▶ Selected passage:
Lesson X-1: Terrorism They'll never know when you're going to strike. In fact, if you actually strike, then they know. Best to just let them squirm.

The Only Thing We Have to Fear




Subject often worries that he will be perceived as having a lack of experience. He has given up his golf game, and he recently ran away from a political demonstration when Ralph Nader approached the podium.

Subject panicked on a recent safari when faced with a herd of elephants. He cannot watch Victor Borge perform, and when bathing he can only use certain brands of soap.

Subject is strangely incapable of loving herself. Subject recently threw out a piece of furniture from her bedroom, and cannot bring herself to watch the film Action Jackson.

Subject freezes up when presented with certain cocktails, and he has a fear of bees and wasps. While watching a documentary about modern weaponry, subject had a panic attack when someone onscreen fired a projectile from their shoulder.

Subject insists on walking in the same direction as everyone else on the sidewalk, and dropped a crafts class when he was asked to make an abacus. Subject has an irrational fear of entering kitchens.

Dataset rows
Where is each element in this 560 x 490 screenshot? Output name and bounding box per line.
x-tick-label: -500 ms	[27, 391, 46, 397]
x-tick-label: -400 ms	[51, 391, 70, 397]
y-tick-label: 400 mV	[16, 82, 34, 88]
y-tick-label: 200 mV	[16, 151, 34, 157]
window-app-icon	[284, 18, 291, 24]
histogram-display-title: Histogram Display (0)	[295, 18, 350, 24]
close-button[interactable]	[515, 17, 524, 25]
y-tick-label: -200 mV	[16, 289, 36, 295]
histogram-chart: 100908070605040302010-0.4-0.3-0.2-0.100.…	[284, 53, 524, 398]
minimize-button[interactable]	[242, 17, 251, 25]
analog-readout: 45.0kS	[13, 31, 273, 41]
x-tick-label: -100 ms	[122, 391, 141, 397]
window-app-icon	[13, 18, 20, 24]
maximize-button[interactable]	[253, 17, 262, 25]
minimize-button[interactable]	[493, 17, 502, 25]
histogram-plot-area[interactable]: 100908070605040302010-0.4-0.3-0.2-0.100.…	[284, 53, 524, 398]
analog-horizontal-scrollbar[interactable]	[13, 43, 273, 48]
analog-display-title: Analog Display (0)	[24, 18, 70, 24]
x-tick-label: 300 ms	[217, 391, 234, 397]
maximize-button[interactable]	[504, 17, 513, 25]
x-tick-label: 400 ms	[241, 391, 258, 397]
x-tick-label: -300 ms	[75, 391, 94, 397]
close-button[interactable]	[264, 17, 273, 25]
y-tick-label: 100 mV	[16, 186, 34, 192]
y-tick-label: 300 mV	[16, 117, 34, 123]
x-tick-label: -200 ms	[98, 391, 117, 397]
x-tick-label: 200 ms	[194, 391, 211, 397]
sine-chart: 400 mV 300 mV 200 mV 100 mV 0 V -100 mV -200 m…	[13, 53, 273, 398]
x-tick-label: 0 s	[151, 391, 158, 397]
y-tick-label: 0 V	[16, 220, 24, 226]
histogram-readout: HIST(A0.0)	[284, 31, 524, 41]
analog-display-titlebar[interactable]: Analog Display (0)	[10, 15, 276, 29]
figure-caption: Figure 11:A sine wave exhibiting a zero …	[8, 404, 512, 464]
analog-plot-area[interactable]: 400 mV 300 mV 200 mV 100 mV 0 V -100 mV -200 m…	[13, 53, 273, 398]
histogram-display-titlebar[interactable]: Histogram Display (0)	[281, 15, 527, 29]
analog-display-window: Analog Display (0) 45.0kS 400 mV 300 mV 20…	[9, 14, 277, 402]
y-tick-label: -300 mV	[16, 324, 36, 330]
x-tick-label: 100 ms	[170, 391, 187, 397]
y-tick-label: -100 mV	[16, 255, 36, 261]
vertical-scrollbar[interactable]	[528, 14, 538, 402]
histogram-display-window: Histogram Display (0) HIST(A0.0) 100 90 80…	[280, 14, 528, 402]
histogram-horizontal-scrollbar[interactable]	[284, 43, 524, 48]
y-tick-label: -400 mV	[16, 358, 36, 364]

▶ Objective:
In the lesson on terrorism, what class did one subject drop after being asked to make an abacus? The records are separate from the lesson and stand as material of their own.

▶ Problem solution:
A crafts class.